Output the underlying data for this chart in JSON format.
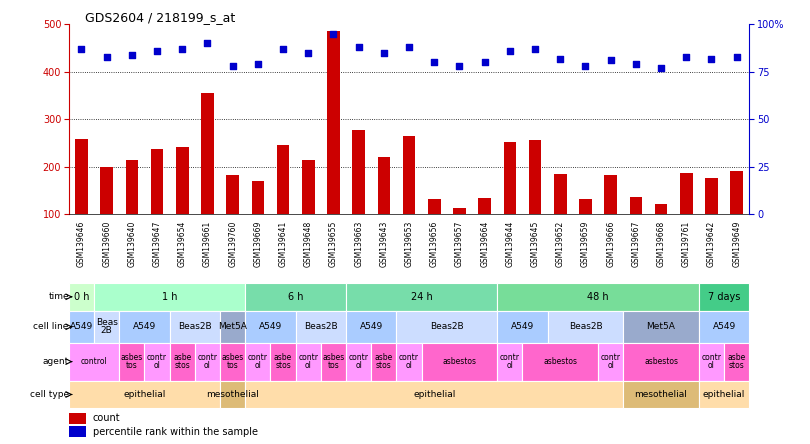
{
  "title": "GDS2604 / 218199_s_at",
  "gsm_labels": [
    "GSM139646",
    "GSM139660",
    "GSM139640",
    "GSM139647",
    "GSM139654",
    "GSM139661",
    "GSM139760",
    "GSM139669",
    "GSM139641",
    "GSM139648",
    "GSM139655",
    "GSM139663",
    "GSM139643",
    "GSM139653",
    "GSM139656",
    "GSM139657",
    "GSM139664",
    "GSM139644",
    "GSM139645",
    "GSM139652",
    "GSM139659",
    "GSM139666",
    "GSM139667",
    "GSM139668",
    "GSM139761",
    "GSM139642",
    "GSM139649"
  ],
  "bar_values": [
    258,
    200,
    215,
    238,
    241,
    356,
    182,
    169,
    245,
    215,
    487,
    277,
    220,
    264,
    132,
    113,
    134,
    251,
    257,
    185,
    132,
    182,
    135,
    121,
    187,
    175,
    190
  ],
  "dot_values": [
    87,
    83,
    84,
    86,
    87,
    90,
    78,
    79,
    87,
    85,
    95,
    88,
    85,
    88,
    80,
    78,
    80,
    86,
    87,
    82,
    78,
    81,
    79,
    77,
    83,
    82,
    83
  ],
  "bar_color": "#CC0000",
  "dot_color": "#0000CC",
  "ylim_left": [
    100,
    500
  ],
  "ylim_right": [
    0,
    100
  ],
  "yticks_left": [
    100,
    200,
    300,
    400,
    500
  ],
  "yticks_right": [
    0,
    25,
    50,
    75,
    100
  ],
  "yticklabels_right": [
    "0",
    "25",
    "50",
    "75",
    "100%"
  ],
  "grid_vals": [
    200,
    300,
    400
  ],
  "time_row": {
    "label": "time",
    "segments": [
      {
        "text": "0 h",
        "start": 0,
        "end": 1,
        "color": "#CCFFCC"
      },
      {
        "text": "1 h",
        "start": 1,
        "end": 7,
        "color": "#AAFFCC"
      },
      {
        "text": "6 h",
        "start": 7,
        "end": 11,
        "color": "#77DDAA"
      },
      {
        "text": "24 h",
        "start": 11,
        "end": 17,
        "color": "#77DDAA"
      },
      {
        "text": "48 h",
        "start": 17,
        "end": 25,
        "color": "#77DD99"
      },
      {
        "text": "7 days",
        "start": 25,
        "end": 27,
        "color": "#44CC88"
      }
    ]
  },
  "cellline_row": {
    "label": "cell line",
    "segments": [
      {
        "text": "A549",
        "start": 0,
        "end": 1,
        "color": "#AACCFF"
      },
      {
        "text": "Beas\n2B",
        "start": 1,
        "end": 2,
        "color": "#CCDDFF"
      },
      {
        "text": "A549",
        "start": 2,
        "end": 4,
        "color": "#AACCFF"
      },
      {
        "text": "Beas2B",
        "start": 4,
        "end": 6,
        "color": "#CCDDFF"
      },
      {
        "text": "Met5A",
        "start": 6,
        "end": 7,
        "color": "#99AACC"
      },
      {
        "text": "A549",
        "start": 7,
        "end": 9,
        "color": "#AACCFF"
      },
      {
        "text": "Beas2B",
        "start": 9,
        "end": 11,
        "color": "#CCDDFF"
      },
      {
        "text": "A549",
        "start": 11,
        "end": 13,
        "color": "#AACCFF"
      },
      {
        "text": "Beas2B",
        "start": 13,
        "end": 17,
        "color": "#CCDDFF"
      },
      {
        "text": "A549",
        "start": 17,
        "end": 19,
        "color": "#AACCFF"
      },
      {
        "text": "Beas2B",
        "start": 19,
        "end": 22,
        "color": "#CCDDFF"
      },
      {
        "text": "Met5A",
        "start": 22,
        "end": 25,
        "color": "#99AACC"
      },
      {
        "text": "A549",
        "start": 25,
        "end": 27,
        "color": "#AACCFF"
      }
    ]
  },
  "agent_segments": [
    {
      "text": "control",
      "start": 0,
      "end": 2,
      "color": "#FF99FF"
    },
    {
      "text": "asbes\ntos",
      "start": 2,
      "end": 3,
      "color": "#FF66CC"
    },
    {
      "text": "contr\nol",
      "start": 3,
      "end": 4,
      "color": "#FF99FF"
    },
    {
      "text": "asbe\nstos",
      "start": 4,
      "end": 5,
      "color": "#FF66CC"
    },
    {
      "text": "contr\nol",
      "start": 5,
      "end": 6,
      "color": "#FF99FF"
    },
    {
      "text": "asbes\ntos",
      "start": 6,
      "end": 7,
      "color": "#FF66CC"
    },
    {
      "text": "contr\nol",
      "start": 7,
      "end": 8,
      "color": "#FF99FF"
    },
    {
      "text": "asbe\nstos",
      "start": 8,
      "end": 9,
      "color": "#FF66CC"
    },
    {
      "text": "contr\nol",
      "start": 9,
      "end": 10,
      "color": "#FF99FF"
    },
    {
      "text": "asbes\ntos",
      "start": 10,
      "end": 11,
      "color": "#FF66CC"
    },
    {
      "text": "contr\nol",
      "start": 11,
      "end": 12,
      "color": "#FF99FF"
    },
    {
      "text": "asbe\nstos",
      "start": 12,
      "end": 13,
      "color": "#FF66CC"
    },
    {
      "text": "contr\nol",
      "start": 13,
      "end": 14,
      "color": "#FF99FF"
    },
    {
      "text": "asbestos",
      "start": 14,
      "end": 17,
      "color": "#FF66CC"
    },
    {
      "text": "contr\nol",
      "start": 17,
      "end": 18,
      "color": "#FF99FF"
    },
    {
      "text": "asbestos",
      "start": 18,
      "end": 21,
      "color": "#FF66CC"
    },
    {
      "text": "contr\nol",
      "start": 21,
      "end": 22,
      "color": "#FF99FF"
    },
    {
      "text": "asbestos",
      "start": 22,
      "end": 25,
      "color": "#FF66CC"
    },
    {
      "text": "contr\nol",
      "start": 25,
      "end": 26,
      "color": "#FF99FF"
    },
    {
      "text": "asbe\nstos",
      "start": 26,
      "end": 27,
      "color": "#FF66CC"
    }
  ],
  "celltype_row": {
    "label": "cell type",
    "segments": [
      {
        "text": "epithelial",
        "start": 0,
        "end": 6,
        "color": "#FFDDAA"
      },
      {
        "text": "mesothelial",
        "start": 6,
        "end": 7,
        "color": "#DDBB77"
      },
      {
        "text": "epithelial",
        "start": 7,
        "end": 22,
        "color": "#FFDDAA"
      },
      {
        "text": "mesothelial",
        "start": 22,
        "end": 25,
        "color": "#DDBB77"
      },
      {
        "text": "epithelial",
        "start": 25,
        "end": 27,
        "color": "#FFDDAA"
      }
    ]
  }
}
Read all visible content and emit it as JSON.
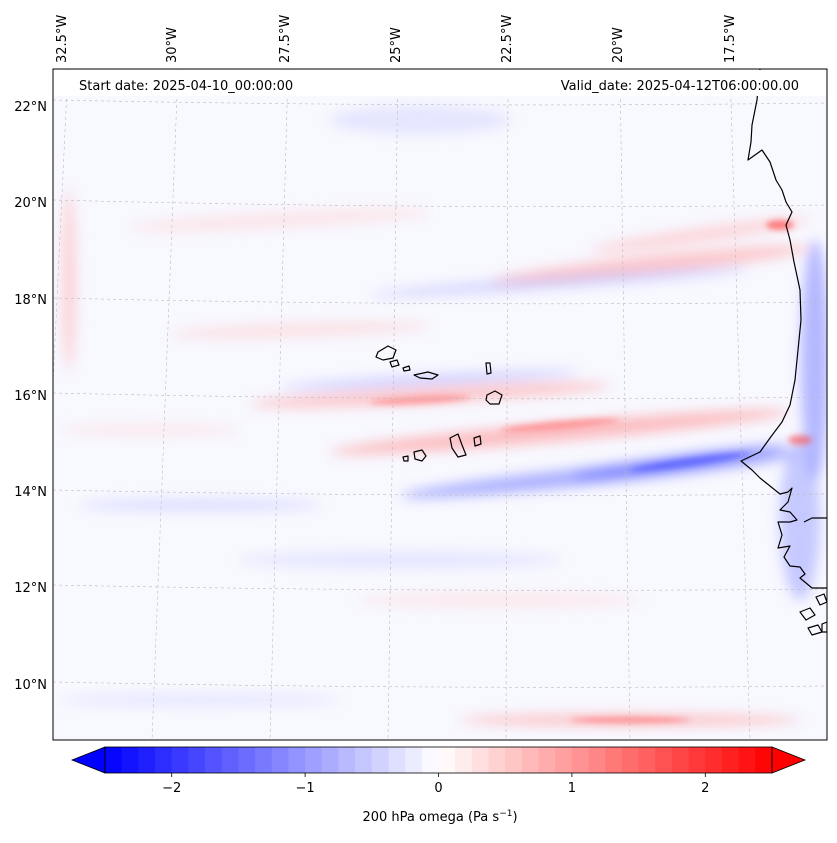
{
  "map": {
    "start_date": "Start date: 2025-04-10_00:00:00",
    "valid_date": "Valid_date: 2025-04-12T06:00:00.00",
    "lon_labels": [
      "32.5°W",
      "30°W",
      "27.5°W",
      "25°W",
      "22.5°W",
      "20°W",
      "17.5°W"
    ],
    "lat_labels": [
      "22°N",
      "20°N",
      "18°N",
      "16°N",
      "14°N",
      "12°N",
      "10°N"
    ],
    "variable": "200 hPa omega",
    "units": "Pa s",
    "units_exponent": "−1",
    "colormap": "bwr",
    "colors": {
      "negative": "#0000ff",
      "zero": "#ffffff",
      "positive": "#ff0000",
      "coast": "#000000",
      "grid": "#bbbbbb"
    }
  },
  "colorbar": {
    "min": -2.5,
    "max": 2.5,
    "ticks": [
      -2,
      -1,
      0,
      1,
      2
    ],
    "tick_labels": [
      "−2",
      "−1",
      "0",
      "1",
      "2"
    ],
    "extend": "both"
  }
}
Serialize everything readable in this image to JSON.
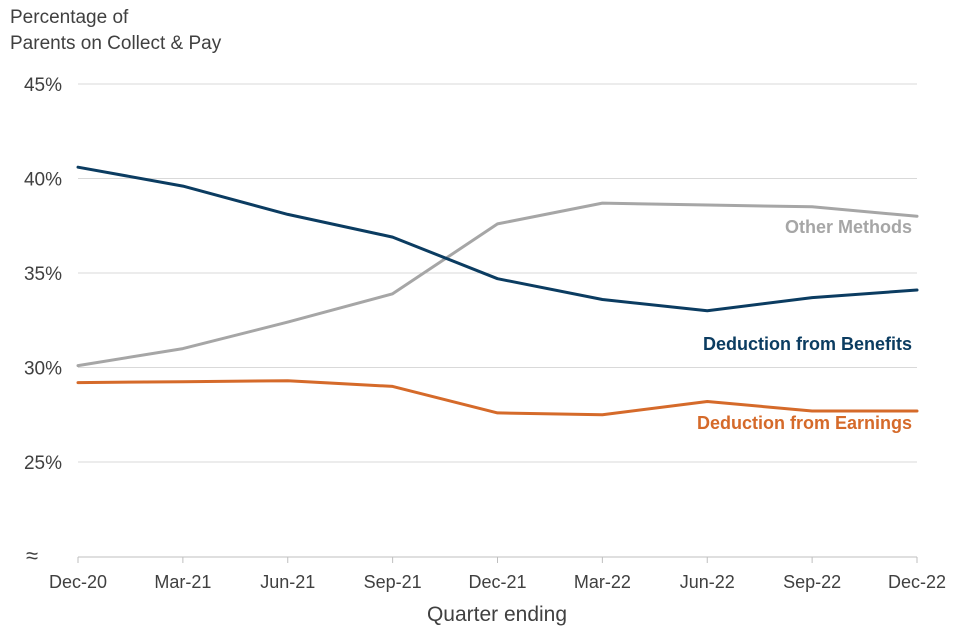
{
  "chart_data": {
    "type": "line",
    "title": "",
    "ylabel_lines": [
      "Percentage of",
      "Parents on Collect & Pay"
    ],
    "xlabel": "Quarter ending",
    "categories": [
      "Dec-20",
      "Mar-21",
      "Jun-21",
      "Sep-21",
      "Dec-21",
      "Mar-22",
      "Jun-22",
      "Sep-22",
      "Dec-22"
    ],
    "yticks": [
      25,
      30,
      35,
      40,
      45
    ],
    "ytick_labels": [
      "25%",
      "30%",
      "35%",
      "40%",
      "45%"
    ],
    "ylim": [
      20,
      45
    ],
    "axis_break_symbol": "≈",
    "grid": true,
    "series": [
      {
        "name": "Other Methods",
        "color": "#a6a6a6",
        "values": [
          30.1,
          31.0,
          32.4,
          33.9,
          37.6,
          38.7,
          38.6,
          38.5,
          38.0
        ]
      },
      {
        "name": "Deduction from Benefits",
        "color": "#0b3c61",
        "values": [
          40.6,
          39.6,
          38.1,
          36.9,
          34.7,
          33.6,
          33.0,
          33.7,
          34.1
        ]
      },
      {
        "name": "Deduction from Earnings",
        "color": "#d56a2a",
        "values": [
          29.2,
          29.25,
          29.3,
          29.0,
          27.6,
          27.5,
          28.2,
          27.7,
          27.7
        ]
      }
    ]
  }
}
============================================================
**Exercise:**
Pull every line containing the word "from" out of the material.

**Completed task:**
        "name": "Deduction from Benefits",
        "name": "Deduction from Earnings",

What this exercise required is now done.